* **Exercise objective**
Render this sentence from the book recommendations below into Spanish: "This is a book that everyone should read, and re-read."

This Is Marketing by Seth Godin is a principled, actionable field guide for anyone looking to share their creative work. Godin strips away all the self-serving bullshit that taints so much marketing advice and cuts to the heart of what it means to do work you’re proud of for people you care about. As a novelist, reading this book challenged me to examine what about my own work resonates most deeply with readers, and how I can better serve them. I found it so useful that I included it as a resource in my advice for authors.
Infomocracy by Malka Older is a strikingly cool speculative novel about the future of digital democracy. The cyberpunk-ish world it describes is cast in shades of gray without slipping into dystopia and the plot races across continents with a veteran backpacker’s facility. This blazingly smart adventure is a policy-wonk/science-fiction-nerd’s pipe dream. Complement with my conversation with Older about writing Infomocracy.
The Lessons of History by Will and Ariel Durant packs more insight into 100 pages than most books manage in 600. The Durants are Pulitzer Prize-winning historians and this slim volume distills two lifetimes of research into human nature, the fate of nations, and the meaning of progress. This is a book that everyone should read, and re-read. It will challenge your assumptions, put the present in context, and empower you to see the future through fresh eyes.
My Brilliant Friend by Elena Ferrante is a taut, compelling novel about two girls coming of age amid the poverty and casual violence of post-World War II Naples. The amount of visceral tension packed into every scene is extraordinary, resulting in a story that is far, far more gripping than any crime thriller I’ve ever read. To me, this novel proves that what makes a story truly irresistible is not scale (i.e. superheroes saving the universe) but stakes (i.e. the people/things characters personally care about). I couldn’t tear myself away.
Red Moon by Kim Stanley Robinson is an epic science fiction novel that extrapolates the crisis of representation—that growing suspicion that our leaders are failing to represent us. The story follows the rebellious daughter of a Chinese powerbroker, a neuroatypical quantum engineer, an aging documentarian, an AI designer, and a frustrated Secret Service agent who all get drawn into a maelstrom of geopolitical intrigue that escalates toward all-out war. As they race between Earth and newly established bases on the moon, the protagonists debate political philosophy while they conduct espionage, foment revolution, flee conspirators, and grapple with a collapsing financial system. Red Moon is champagne for the imagination—a sparkling speculative adventure that will suck you in and make you think. Complement with my conversation with Robinson about writing Red Moon.

* **Available data**

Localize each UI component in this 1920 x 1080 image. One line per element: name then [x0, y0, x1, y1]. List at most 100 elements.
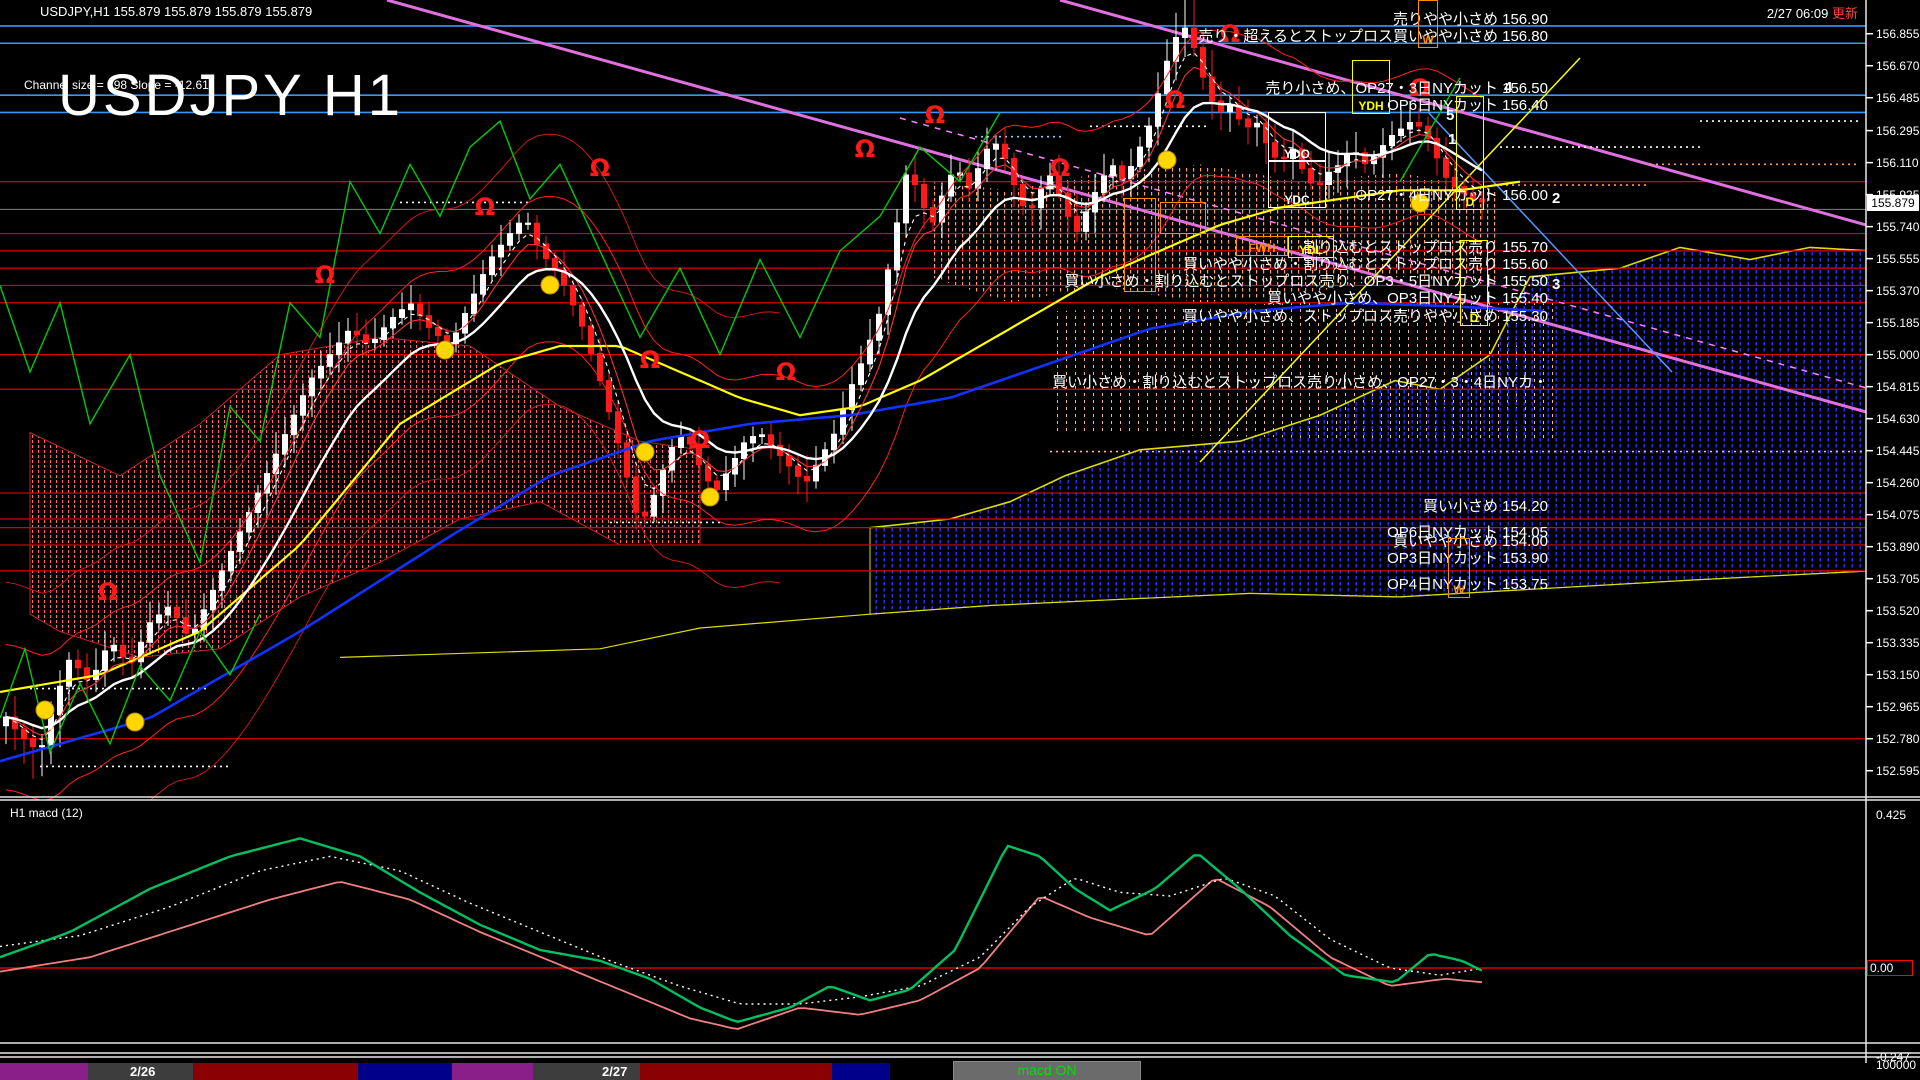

* **Exercise result**
Este es un libro que todo el mundo debería leer, y releer.